* **TASK DESCRIPTION**
What is the number of lines in the data holding the word "طريقة"? Give that number by itself.

[start of MATERIALS PROVIDED]

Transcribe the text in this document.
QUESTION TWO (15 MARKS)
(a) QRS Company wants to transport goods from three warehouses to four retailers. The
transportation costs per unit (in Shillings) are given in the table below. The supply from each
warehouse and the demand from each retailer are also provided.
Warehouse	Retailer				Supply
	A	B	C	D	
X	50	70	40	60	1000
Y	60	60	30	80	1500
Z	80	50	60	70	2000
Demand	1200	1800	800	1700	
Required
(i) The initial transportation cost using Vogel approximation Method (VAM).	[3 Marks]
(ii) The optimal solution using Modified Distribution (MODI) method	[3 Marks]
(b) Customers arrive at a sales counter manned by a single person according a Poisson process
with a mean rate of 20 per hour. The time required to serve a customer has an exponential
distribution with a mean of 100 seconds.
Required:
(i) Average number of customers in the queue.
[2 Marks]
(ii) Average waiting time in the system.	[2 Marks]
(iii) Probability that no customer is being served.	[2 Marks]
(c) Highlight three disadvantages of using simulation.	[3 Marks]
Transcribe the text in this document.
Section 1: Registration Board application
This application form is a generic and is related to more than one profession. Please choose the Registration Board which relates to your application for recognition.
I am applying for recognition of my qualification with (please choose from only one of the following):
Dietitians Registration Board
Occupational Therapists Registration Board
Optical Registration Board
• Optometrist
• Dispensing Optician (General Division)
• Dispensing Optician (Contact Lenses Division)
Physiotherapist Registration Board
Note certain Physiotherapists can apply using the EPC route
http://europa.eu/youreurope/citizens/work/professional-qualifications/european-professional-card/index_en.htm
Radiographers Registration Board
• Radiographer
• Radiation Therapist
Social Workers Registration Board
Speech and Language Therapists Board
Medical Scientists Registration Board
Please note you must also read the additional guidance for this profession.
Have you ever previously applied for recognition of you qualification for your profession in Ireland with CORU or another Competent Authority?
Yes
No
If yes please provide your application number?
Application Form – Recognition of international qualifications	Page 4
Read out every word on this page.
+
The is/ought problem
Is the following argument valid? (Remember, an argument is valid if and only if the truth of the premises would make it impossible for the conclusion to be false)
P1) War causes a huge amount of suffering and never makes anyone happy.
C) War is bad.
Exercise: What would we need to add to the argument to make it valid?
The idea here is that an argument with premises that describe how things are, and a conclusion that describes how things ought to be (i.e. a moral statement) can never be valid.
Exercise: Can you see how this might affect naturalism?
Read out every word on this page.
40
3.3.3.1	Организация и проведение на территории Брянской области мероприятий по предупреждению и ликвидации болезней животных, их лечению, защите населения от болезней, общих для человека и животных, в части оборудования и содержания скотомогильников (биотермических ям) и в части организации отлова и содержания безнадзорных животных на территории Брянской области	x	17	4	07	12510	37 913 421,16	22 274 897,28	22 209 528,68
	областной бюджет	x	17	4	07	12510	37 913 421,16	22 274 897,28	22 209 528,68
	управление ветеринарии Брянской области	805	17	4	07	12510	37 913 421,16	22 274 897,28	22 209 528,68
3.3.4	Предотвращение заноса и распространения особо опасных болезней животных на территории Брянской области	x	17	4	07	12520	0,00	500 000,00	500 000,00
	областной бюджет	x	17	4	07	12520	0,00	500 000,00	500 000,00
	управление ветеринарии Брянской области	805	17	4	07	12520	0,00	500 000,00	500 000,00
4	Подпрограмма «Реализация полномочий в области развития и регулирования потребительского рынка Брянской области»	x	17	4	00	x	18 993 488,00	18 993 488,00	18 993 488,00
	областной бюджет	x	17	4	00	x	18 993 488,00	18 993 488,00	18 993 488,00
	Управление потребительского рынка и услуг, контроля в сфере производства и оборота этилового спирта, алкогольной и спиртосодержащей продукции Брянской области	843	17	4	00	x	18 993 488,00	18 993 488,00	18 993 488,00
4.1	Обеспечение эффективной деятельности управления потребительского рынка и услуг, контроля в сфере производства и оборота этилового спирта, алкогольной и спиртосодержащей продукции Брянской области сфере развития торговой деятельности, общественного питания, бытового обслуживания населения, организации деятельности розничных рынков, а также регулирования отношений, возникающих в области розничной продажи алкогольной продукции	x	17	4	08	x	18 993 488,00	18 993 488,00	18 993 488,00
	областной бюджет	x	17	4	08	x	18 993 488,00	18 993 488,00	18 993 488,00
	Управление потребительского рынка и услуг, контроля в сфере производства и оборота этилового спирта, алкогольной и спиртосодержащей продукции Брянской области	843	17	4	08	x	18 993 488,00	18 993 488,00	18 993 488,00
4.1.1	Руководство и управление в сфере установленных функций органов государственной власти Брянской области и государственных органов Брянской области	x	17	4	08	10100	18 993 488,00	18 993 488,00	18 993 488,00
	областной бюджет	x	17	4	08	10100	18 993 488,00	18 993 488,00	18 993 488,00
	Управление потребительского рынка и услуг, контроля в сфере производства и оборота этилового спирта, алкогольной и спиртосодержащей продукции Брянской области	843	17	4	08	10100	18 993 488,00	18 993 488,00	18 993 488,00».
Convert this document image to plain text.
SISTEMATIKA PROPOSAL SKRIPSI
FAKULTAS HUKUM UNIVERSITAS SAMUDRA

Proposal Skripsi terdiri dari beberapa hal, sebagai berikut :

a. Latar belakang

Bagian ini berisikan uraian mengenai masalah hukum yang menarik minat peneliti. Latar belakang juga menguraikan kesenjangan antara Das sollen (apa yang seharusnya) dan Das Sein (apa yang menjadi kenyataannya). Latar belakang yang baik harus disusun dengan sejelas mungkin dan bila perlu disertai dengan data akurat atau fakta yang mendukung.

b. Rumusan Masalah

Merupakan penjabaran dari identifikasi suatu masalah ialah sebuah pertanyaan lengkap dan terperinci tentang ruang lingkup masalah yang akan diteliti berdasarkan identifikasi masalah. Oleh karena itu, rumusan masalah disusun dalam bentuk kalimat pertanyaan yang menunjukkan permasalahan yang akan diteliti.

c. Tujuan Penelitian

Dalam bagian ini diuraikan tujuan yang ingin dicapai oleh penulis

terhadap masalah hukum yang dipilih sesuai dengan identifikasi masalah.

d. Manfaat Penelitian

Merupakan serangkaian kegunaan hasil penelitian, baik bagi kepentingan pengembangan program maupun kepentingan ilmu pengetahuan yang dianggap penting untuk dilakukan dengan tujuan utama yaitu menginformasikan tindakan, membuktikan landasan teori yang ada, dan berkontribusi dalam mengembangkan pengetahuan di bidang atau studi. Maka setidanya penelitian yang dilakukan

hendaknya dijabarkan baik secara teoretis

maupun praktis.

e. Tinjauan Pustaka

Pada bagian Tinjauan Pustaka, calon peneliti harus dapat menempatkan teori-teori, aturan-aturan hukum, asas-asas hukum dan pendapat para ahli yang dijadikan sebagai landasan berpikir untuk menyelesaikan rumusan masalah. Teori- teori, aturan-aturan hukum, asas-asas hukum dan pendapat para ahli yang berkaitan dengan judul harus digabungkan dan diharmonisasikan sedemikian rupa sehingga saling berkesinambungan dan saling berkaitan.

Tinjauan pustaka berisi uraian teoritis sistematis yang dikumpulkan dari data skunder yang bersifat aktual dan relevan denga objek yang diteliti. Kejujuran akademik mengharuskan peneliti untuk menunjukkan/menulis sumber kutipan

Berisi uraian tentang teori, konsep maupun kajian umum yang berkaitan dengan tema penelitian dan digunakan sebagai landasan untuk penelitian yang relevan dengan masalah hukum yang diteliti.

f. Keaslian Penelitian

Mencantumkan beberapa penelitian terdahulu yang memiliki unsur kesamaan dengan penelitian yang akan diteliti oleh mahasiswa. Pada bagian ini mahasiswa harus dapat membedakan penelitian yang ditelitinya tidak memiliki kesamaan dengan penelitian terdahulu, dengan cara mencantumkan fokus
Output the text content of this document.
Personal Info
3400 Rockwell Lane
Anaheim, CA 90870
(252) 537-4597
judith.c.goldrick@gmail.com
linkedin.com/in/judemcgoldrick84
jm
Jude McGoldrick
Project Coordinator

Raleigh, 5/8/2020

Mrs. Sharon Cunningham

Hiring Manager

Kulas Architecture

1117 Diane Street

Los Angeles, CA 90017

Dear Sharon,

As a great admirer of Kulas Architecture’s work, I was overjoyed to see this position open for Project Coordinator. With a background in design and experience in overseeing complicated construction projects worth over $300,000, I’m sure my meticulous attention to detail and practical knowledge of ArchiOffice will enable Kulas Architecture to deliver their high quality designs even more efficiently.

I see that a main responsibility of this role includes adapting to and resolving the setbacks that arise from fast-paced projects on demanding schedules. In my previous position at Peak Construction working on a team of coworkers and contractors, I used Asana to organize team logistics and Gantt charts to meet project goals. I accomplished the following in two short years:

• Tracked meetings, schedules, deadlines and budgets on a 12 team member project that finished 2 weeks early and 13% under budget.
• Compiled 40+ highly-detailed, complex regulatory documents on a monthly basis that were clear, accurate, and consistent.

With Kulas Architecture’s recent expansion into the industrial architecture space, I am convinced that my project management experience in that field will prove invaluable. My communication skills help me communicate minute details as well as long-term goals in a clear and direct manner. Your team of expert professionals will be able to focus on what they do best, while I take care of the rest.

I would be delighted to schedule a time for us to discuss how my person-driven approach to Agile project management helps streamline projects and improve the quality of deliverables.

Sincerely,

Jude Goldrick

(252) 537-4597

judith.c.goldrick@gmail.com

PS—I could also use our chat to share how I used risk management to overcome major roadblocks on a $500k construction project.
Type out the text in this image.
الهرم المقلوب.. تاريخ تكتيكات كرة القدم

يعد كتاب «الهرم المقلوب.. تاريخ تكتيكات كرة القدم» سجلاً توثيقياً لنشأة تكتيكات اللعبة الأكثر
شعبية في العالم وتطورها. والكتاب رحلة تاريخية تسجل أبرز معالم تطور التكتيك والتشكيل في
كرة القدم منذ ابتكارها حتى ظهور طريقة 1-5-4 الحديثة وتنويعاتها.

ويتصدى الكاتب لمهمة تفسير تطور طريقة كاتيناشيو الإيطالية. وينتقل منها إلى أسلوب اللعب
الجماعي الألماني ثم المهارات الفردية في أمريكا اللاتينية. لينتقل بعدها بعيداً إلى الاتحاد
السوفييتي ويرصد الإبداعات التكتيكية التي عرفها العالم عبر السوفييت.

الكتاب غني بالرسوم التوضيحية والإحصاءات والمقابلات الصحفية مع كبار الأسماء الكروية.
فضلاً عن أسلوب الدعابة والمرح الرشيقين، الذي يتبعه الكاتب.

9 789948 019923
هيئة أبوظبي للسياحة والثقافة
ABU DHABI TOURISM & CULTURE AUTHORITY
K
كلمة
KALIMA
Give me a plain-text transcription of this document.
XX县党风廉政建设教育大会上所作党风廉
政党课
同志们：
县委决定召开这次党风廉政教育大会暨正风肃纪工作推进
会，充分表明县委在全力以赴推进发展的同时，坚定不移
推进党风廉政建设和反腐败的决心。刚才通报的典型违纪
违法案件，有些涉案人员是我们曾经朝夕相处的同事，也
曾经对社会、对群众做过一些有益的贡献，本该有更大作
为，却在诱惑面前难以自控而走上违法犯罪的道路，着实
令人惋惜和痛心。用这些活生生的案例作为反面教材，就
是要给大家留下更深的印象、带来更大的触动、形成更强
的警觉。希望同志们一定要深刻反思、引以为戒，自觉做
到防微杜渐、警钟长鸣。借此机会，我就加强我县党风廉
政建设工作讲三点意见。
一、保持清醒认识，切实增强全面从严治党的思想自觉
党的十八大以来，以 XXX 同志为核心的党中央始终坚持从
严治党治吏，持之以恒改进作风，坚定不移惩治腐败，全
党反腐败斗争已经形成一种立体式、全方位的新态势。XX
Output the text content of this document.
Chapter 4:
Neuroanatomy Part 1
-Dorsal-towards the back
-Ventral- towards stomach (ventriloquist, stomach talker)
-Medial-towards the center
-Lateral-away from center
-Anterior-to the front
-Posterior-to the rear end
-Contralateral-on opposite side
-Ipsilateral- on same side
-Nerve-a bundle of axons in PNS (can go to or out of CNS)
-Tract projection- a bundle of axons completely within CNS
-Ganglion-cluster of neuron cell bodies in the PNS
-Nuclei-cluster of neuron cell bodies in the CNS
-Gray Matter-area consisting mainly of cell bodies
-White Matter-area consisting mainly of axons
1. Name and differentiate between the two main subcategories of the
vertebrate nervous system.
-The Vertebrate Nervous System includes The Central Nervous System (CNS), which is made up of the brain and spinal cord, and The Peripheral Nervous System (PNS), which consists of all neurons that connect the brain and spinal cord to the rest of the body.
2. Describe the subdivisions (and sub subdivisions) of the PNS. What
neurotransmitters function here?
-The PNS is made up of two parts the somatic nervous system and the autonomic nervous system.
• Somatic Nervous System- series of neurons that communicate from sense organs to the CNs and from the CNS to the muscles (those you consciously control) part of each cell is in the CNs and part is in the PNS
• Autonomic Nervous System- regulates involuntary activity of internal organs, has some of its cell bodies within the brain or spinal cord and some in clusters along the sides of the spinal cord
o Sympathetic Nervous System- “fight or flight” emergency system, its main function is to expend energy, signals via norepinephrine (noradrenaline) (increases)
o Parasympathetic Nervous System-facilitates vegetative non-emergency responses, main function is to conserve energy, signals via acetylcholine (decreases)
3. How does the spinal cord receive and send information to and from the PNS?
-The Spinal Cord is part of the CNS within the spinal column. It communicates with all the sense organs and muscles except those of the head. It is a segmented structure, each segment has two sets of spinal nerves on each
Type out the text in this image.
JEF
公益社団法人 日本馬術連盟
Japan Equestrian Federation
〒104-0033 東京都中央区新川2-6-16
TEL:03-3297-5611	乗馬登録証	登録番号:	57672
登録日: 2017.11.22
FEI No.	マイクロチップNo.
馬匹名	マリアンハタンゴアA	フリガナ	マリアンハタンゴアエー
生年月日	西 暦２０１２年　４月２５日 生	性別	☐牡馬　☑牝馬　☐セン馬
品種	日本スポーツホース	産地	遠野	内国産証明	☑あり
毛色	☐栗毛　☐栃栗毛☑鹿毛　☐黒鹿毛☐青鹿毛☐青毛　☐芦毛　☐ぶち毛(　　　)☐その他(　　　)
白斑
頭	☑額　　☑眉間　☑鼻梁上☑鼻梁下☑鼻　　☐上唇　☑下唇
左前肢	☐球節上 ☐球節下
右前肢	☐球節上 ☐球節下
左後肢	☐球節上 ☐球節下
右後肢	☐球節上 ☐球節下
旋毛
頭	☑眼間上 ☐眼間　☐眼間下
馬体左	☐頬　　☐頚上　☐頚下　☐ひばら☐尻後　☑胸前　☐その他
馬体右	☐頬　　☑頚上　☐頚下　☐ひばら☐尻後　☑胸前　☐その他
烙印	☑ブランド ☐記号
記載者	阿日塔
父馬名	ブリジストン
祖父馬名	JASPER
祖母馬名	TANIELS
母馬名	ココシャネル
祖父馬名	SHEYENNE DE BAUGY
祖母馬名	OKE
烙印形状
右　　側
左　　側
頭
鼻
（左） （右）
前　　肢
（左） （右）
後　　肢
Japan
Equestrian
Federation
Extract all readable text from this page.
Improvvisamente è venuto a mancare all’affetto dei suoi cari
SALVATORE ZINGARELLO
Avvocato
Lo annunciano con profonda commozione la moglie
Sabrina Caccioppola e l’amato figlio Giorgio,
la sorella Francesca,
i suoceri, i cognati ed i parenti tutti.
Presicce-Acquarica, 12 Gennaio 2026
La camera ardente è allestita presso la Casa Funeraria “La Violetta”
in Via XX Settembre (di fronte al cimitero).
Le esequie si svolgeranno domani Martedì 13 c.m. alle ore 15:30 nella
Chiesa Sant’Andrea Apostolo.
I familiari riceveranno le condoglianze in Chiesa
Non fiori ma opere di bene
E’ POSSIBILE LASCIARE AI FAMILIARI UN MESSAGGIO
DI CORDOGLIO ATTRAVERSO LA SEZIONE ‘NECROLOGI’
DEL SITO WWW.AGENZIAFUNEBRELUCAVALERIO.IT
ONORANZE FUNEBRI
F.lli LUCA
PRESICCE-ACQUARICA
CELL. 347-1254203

[end of MATERIALS PROVIDED]

* **SOLUTION TO THIS EXERCISE**
2